**PROBLEM REQUIREMENTS**.
Transcribe the material below exactly as it appears.

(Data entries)
──────────────────────────────
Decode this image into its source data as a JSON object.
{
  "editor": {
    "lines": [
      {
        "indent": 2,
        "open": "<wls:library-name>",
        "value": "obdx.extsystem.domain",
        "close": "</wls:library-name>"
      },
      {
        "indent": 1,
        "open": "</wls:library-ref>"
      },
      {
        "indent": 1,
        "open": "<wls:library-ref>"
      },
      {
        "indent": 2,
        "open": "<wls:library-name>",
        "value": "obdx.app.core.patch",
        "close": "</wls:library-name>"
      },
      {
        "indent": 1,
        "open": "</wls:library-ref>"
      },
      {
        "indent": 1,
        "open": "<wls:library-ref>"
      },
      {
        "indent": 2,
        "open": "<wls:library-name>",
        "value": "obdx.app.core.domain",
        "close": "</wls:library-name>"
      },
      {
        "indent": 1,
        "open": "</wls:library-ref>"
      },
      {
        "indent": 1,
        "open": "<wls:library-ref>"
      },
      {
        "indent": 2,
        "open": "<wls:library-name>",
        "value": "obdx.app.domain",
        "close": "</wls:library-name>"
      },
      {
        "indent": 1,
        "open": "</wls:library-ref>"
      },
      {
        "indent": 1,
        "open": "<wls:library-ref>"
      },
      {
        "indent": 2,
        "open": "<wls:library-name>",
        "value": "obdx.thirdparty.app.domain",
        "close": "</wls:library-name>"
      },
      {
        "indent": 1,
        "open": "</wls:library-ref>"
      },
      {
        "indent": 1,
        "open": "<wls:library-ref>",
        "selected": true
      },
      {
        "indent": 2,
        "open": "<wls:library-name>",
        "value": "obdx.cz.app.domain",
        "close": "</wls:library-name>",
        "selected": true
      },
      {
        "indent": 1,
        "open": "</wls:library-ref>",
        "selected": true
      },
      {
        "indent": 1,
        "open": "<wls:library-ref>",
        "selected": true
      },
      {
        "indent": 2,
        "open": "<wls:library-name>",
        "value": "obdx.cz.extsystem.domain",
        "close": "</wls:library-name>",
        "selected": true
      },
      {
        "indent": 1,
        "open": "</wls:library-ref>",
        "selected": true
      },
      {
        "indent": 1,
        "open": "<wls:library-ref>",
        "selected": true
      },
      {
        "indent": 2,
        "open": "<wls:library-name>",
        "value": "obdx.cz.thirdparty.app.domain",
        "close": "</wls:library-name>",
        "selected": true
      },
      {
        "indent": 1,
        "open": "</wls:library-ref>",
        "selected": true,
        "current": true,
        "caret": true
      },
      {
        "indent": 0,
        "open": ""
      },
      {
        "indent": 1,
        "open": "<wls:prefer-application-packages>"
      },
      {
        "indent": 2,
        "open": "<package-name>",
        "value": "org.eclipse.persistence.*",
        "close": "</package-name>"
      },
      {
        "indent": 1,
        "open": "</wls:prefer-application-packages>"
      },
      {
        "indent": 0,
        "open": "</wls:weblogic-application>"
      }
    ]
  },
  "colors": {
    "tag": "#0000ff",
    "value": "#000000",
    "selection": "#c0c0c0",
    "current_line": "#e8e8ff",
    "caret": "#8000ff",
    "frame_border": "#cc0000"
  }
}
──────────────────────────────
**OUTPUT OF THE EXERCISE**.
Decode this image into its source data as a JSON object.
{
  "editor": {
    "lines": [
      {
        "indent": 2,
        "open": "<wls:library-name>",
        "value": "obdx.extsystem.domain",
        "close": "</wls:library-name>"
      },
      {
        "indent": 1,
        "open": "</wls:library-ref>"
      },
      {
        "indent": 1,
        "open": "<wls:library-ref>"
      },
      {
        "indent": 2,
        "open": "<wls:library-name>",
        "value": "obdx.app.core.patch",
        "close": "</wls:library-name>"
      },
      {
        "indent": 1,
        "open": "</wls:library-ref>"
      },
      {
        "indent": 1,
        "open": "<wls:library-ref>"
      },
      {
        "indent": 2,
        "open": "<wls:library-name>",
        "value": "obdx.app.core.domain",
        "close": "</wls:library-name>"
      },
      {
        "indent": 1,
        "open": "</wls:library-ref>"
      },
      {
        "indent": 1,
        "open": "<wls:library-ref>"
      },
      {
        "indent": 2,
        "open": "<wls:library-name>",
        "value": "obdx.app.domain",
        "close": "</wls:library-name>"
      },
      {
        "indent": 1,
        "open": "</wls:library-ref>"
      },
      {
        "indent": 1,
        "open": "<wls:library-ref>"
      },
      {
        "indent": 2,
        "open": "<wls:library-name>",
        "value": "obdx.thirdparty.app.domain",
        "close": "</wls:library-name>"
      },
      {
        "indent": 1,
        "open": "</wls:library-ref>"
      },
      {
        "indent": 1,
        "open": "<wls:library-ref>",
        "selected": true
      },
      {
        "indent": 2,
        "open": "<wls:library-name>",
        "value": "obdx.cz.app.domain",
        "close": "</wls:library-name>",
        "selected": true
      },
      {
        "indent": 1,
        "open": "</wls:library-ref>",
        "selected": true
      },
      {
        "indent": 1,
        "open": "<wls:library-ref>",
        "selected": true
      },
      {
        "indent": 2,
        "open": "<wls:library-name>",
        "value": "obdx.cz.extsystem.domain",
        "close": "</wls:library-name>",
        "selected": true
      },
      {
        "indent": 1,
        "open": "</wls:library-ref>",
        "selected": true
      },
      {
        "indent": 1,
        "open": "<wls:library-ref>",
        "selected": true
      },
      {
        "indent": 2,
        "open": "<wls:library-name>",
        "value": "obdx.cz.thirdparty.app.domain",
        "close": "</wls:library-name>",
        "selected": true
      },
      {
        "indent": 1,
        "open": "</wls:library-ref>",
        "selected": true,
        "current": true,
        "caret": true
      },
      {
        "indent": 0,
        "open": ""
      },
      {
        "indent": 1,
        "open": "<wls:prefer-application-packages>"
      },
      {
        "indent": 2,
        "open": "<package-name>",
        "value": "org.eclipse.persistence.*",
        "close": "</package-name>"
      },
      {
        "indent": 1,
        "open": "</wls:prefer-application-packages>"
      },
      {
        "indent": 0,
        "open": "</wls:weblogic-application>"
      }
    ]
  },
  "colors": {
    "tag": "#0000ff",
    "value": "#000000",
    "selection": "#c0c0c0",
    "current_line": "#e8e8ff",
    "caret": "#8000ff",
    "frame_border": "#cc0000"
  }
}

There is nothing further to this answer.